╔══

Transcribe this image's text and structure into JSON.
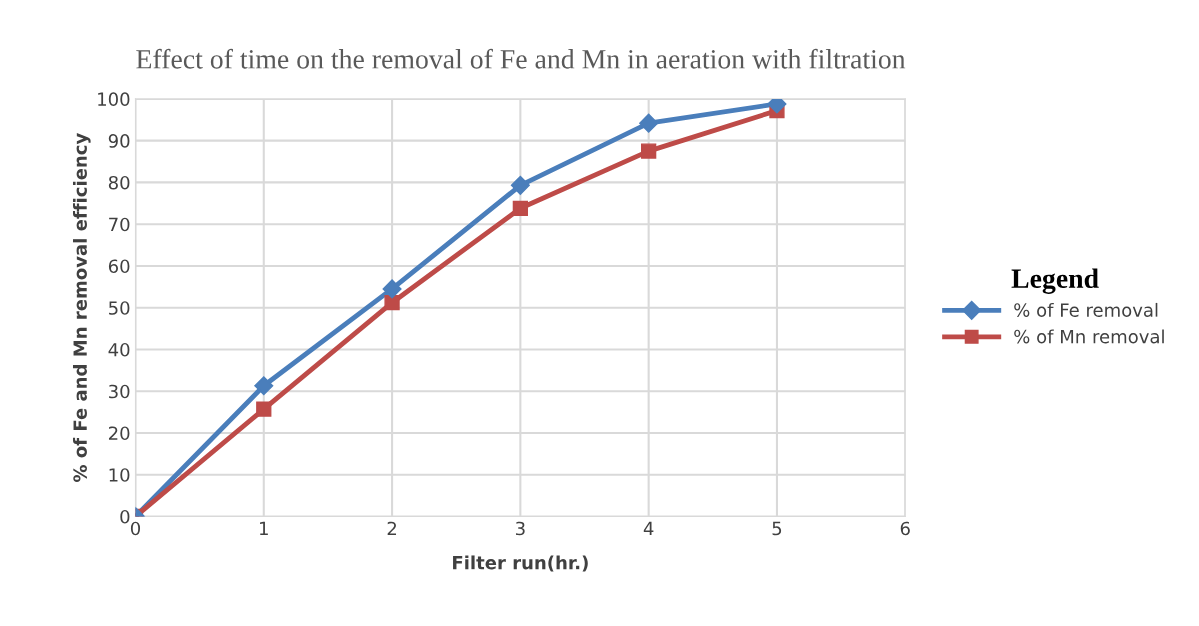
{
  "chart_data": {
    "type": "line",
    "title": "Effect of time on the removal of Fe and Mn in aeration with filtration",
    "xlabel": "Filter run(hr.)",
    "ylabel": "% of Fe and Mn removal efficiency",
    "legend_title": "Legend",
    "x": [
      0,
      1,
      2,
      3,
      4,
      5
    ],
    "series": [
      {
        "name": "% of Fe removal",
        "color": "#4a7ebb",
        "marker": "diamond",
        "values": [
          0,
          31.3,
          54.5,
          79.3,
          94.2,
          98.8
        ]
      },
      {
        "name": "% of Mn removal",
        "color": "#be4b48",
        "marker": "square",
        "values": [
          0,
          25.7,
          51.2,
          73.8,
          87.5,
          97.2
        ]
      }
    ],
    "xlim": [
      0,
      6
    ],
    "xticks": [
      0,
      1,
      2,
      3,
      4,
      5,
      6
    ],
    "ylim": [
      0,
      100
    ],
    "yticks": [
      0,
      10,
      20,
      30,
      40,
      50,
      60,
      70,
      80,
      90,
      100
    ],
    "grid": true,
    "legend": "right",
    "line_style": "solid"
  }
}
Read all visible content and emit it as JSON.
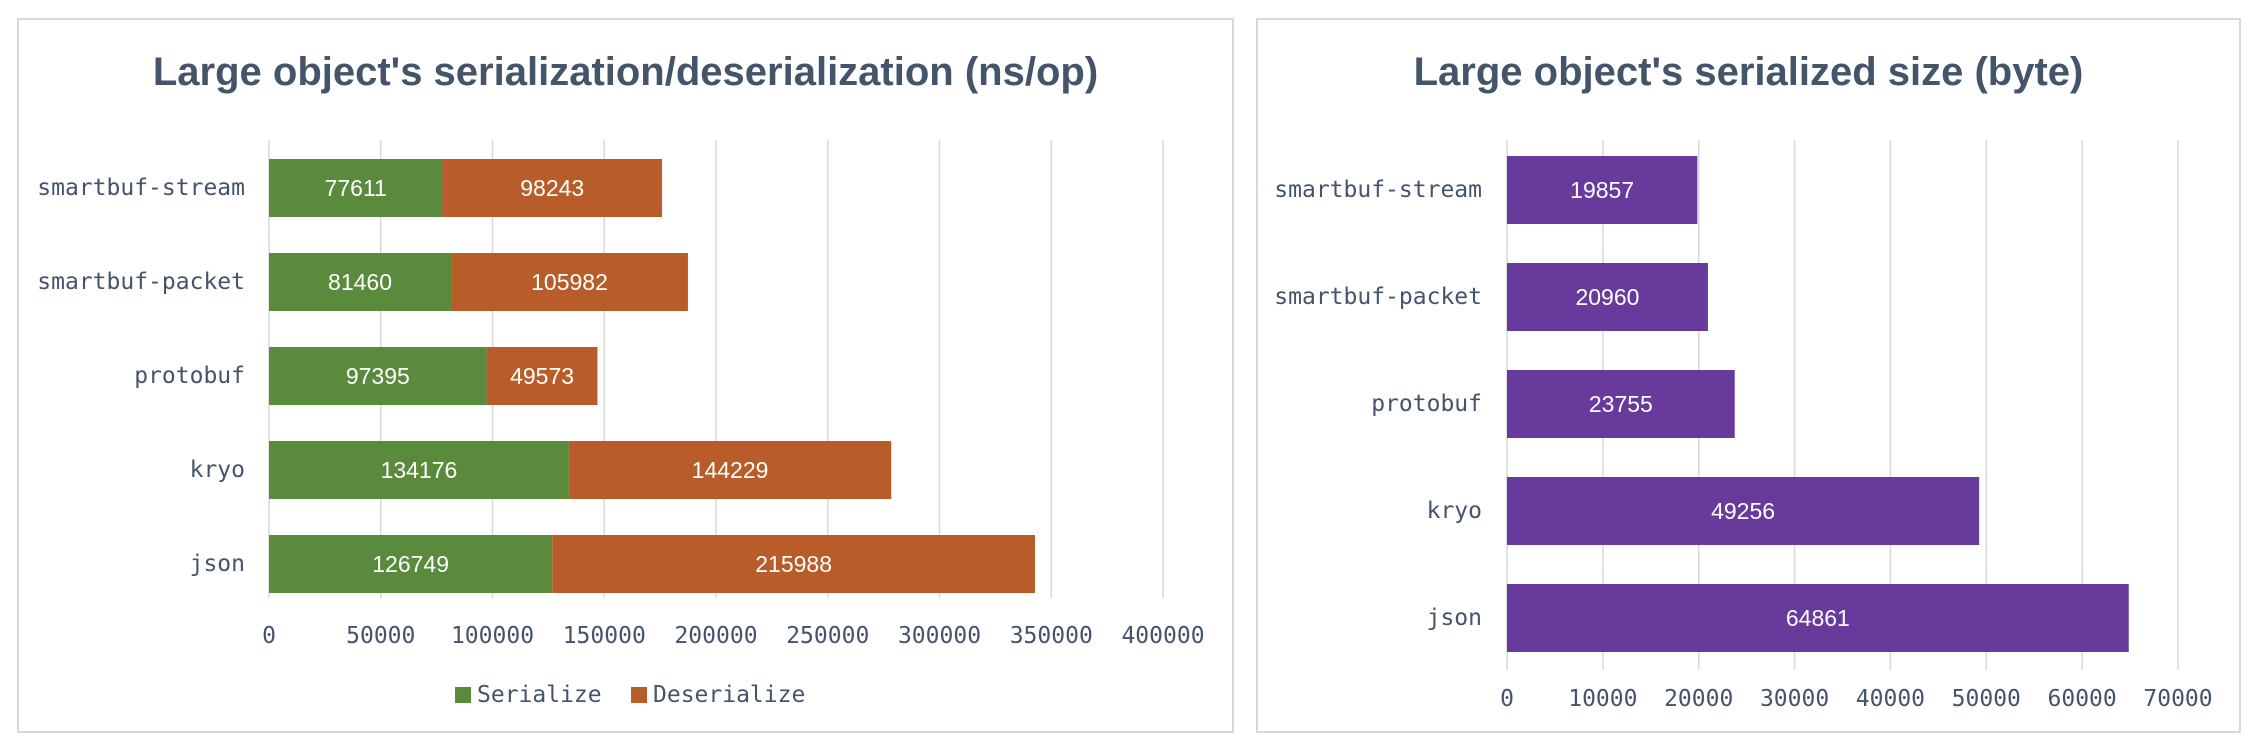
{
  "chart_data": [
    {
      "type": "bar",
      "orientation": "horizontal",
      "stacked": true,
      "title": "Large object's serialization/deserialization (ns/op)",
      "categories": [
        "smartbuf-stream",
        "smartbuf-packet",
        "protobuf",
        "kryo",
        "json"
      ],
      "series": [
        {
          "name": "Serialize",
          "values": [
            77611,
            81460,
            97395,
            134176,
            126749
          ],
          "color": "#5a8a3c"
        },
        {
          "name": "Deserialize",
          "values": [
            98243,
            105982,
            49573,
            144229,
            215988
          ],
          "color": "#b85c2a"
        }
      ],
      "xlim": [
        0,
        400000
      ],
      "xticks": [
        0,
        50000,
        100000,
        150000,
        200000,
        250000,
        300000,
        350000,
        400000
      ],
      "grid": "vertical",
      "legend": "bottom"
    },
    {
      "type": "bar",
      "orientation": "horizontal",
      "title": "Large object's serialized size (byte)",
      "categories": [
        "smartbuf-stream",
        "smartbuf-packet",
        "protobuf",
        "kryo",
        "json"
      ],
      "series": [
        {
          "values": [
            19857,
            20960,
            23755,
            49256,
            64861
          ],
          "color": "#673a9c"
        }
      ],
      "xlim": [
        0,
        70000
      ],
      "xticks": [
        0,
        10000,
        20000,
        30000,
        40000,
        50000,
        60000,
        70000
      ],
      "grid": "vertical",
      "legend": "none"
    }
  ]
}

╚══

▸ The problem
Extract all lines containing the word "object".

▸ Final answer
      "title": "Large object's serialization/deserialization (ns/op)",
      "title": "Large object's serialized size (byte)",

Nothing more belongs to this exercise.